■ **Recorded information**

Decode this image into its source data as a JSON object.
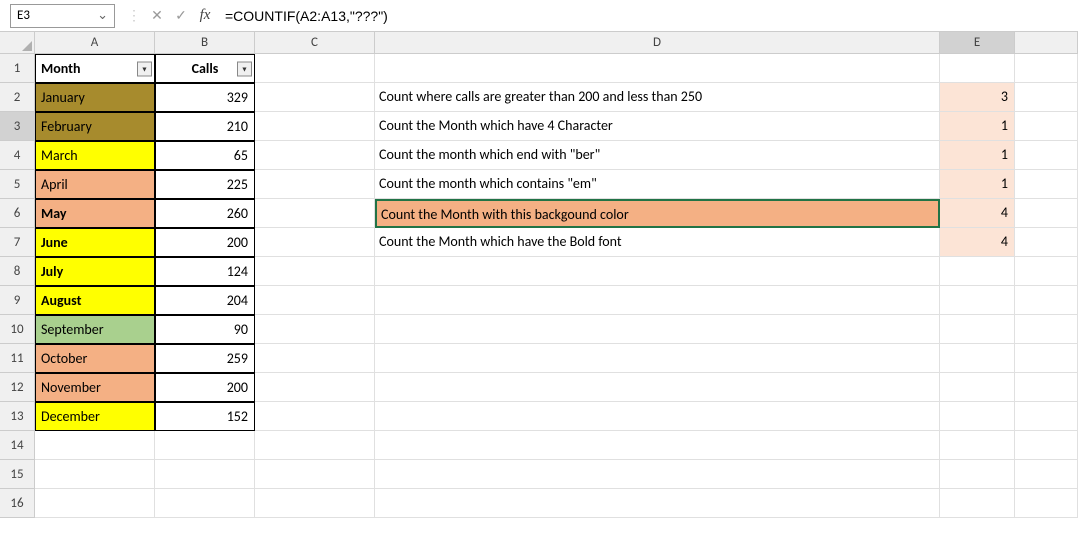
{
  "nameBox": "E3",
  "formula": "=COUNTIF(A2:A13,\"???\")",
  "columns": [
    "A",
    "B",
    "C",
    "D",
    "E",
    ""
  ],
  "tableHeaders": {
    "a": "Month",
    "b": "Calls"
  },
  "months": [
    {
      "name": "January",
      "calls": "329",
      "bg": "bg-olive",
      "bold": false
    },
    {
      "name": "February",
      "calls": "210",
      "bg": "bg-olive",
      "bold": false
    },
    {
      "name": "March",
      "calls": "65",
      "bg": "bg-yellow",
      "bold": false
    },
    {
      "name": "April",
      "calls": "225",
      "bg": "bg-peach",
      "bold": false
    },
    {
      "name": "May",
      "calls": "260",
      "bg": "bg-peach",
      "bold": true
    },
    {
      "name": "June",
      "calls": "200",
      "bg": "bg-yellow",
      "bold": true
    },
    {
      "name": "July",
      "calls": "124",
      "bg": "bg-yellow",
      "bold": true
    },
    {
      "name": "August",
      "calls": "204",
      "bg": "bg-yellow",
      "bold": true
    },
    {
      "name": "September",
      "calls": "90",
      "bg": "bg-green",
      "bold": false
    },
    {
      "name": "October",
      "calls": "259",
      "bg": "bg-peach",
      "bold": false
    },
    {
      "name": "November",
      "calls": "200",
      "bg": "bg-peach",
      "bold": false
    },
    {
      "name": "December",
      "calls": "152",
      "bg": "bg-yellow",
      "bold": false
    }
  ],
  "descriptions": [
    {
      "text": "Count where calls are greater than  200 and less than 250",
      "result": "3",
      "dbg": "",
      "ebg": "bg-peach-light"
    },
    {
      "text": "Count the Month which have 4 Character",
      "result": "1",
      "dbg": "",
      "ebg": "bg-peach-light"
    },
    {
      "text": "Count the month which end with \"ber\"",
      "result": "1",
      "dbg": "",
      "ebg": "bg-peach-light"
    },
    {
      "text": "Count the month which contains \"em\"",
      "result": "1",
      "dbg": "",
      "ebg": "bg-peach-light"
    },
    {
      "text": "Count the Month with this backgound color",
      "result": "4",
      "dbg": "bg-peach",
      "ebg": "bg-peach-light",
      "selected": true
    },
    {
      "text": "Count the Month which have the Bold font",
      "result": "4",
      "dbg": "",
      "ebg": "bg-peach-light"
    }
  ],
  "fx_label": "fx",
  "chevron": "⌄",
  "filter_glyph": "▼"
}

--

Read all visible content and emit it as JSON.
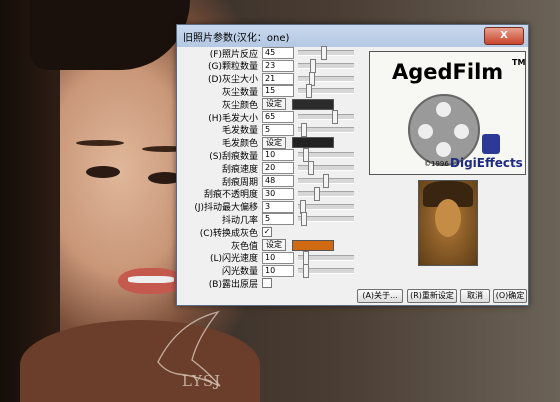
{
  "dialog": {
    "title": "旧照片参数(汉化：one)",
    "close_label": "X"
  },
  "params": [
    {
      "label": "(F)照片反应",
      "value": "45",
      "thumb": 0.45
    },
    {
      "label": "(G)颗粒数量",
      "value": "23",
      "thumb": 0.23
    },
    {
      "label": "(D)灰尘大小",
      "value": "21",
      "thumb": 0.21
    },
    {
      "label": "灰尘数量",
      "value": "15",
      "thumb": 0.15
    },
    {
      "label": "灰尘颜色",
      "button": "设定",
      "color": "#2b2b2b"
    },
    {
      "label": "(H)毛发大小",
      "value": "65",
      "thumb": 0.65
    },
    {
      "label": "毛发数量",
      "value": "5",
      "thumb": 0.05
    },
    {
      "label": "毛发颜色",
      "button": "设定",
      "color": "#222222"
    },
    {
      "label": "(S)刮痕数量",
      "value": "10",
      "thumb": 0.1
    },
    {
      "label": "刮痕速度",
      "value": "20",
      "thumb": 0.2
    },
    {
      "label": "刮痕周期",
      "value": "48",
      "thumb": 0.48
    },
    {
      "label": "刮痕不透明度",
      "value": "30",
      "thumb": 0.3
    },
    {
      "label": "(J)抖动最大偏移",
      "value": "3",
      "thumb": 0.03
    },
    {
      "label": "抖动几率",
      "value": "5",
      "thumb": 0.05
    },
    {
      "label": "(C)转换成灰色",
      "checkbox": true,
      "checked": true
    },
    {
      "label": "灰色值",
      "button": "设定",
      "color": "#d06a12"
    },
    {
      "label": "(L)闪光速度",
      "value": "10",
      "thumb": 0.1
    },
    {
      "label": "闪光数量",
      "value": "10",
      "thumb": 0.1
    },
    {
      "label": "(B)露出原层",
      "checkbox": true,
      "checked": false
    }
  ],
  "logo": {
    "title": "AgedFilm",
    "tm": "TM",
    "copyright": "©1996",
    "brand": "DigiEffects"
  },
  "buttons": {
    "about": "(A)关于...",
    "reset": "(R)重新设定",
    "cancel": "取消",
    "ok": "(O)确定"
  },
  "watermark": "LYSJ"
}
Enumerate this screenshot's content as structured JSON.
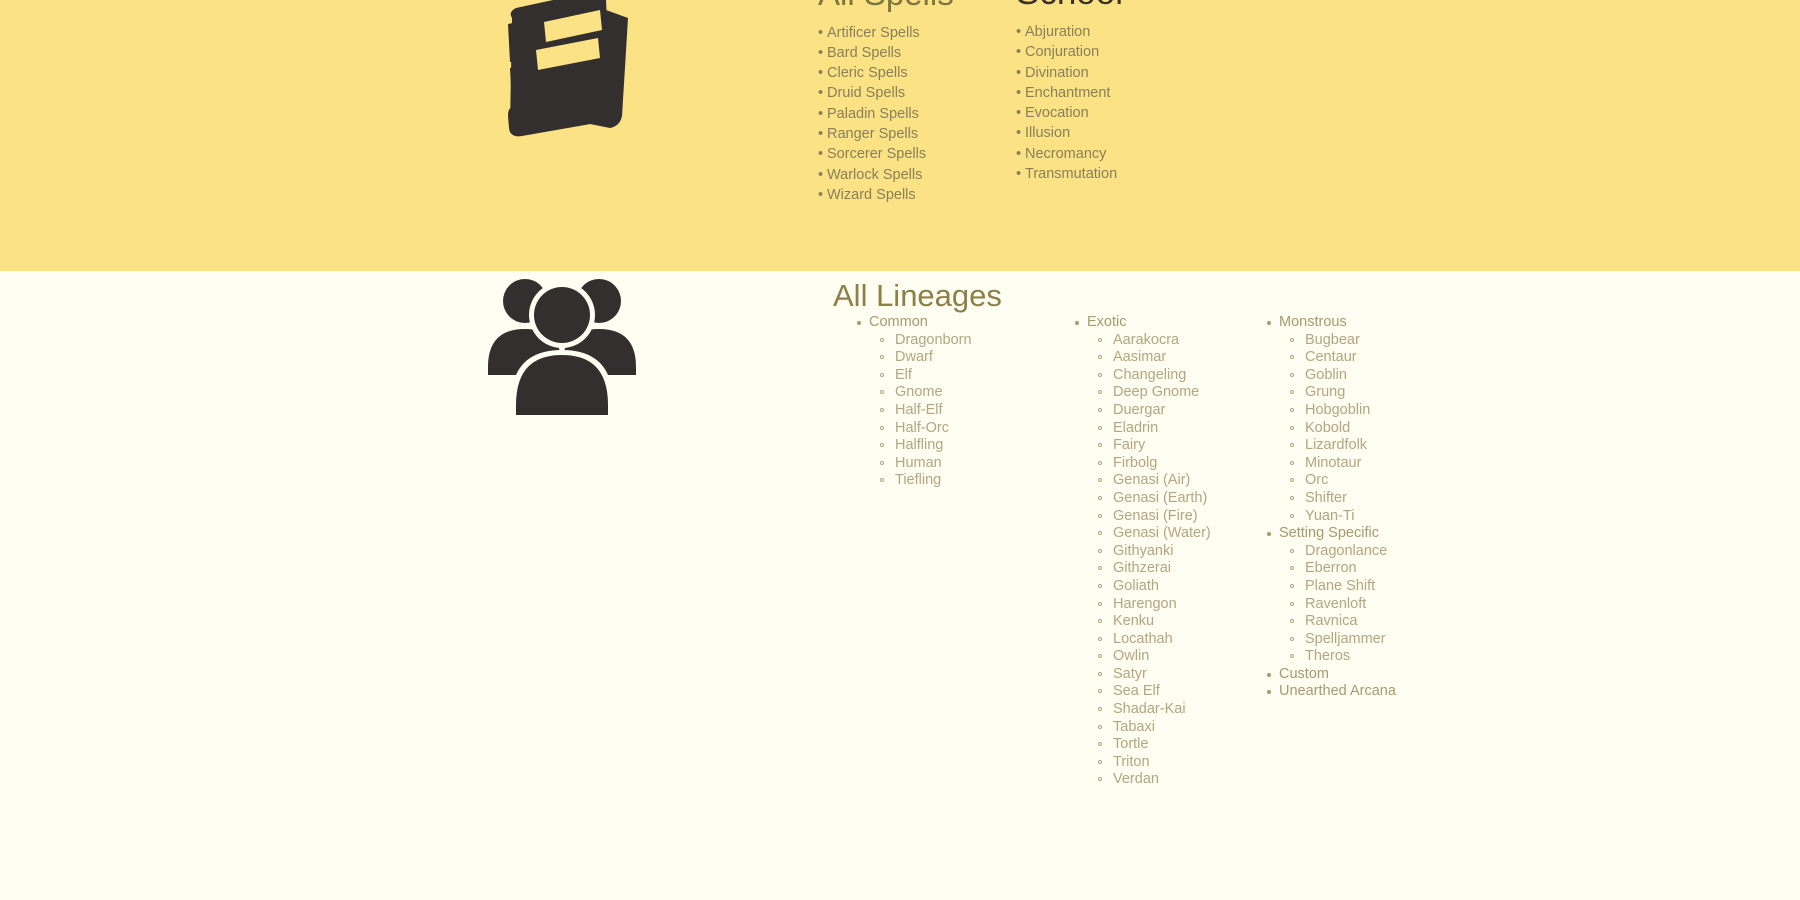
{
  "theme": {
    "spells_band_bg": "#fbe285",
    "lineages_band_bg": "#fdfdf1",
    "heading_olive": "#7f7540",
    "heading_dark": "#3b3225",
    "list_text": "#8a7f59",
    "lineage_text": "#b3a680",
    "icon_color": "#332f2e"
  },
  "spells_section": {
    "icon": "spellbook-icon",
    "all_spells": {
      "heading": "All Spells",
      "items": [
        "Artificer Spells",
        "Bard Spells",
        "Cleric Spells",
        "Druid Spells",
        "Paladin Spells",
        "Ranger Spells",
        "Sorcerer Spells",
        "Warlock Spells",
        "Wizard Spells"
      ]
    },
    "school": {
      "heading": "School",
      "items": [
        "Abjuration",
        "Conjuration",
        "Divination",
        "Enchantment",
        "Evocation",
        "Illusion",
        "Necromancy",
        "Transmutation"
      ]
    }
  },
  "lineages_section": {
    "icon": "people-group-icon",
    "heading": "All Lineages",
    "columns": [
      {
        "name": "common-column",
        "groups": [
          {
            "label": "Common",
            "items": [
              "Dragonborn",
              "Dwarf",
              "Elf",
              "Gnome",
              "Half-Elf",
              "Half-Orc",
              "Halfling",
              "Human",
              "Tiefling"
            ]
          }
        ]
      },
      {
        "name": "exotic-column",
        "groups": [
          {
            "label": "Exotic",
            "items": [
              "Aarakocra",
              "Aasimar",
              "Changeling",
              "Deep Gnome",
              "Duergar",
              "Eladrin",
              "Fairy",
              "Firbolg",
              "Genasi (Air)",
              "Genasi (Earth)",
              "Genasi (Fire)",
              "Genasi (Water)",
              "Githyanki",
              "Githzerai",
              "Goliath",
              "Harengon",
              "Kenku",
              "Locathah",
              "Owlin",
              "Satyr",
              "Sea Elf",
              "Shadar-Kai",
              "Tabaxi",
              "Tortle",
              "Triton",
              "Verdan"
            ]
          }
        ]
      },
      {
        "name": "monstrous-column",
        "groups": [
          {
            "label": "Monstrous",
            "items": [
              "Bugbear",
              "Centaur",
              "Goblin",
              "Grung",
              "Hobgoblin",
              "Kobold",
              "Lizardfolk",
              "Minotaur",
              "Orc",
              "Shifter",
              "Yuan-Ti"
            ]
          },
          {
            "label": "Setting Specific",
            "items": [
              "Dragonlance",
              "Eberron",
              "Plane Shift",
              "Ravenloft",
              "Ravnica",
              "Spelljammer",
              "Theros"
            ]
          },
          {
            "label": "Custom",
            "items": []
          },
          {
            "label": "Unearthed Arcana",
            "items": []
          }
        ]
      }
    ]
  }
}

--

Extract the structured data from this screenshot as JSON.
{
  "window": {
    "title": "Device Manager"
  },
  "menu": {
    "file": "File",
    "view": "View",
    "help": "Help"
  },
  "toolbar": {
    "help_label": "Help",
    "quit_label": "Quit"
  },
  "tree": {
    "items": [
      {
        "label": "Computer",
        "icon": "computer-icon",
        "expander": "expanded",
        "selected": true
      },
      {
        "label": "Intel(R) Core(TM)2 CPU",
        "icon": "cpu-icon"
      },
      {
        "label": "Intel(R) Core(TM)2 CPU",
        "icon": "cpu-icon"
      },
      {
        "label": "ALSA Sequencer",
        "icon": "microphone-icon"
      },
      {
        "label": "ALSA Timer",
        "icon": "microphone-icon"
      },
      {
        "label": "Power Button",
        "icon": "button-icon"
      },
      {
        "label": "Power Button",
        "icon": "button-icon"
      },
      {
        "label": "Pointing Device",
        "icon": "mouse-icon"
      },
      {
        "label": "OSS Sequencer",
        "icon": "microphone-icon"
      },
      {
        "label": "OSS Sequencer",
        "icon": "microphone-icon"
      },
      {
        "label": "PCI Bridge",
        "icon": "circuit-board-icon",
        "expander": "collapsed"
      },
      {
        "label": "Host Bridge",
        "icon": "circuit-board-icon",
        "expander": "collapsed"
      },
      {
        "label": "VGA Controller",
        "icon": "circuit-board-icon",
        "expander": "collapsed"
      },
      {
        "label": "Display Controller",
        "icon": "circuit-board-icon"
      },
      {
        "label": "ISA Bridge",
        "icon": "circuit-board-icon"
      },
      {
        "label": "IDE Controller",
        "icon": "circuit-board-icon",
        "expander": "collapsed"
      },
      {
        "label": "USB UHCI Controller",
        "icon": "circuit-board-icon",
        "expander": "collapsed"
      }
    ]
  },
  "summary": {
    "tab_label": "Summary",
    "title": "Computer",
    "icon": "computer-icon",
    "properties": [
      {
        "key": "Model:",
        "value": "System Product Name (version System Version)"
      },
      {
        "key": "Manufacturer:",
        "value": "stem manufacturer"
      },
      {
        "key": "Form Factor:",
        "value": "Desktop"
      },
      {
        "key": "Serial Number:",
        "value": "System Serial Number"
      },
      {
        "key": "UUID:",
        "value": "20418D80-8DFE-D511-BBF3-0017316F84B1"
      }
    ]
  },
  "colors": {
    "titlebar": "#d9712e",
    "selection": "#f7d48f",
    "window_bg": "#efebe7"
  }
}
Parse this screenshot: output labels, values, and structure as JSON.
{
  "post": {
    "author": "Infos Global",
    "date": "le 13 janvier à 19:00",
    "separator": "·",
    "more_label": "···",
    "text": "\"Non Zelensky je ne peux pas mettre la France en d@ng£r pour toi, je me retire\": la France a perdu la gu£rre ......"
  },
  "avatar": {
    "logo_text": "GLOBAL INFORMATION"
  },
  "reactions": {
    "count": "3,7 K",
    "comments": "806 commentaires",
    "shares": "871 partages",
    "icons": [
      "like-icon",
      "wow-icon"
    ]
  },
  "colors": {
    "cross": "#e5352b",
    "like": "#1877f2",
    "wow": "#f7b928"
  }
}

■ **Exercise**
Copy every line above that includes the string "content".

■ **Reply**
Read all visible content and emit it as JSON.
Enumerate this screenshot's content as structured JSON.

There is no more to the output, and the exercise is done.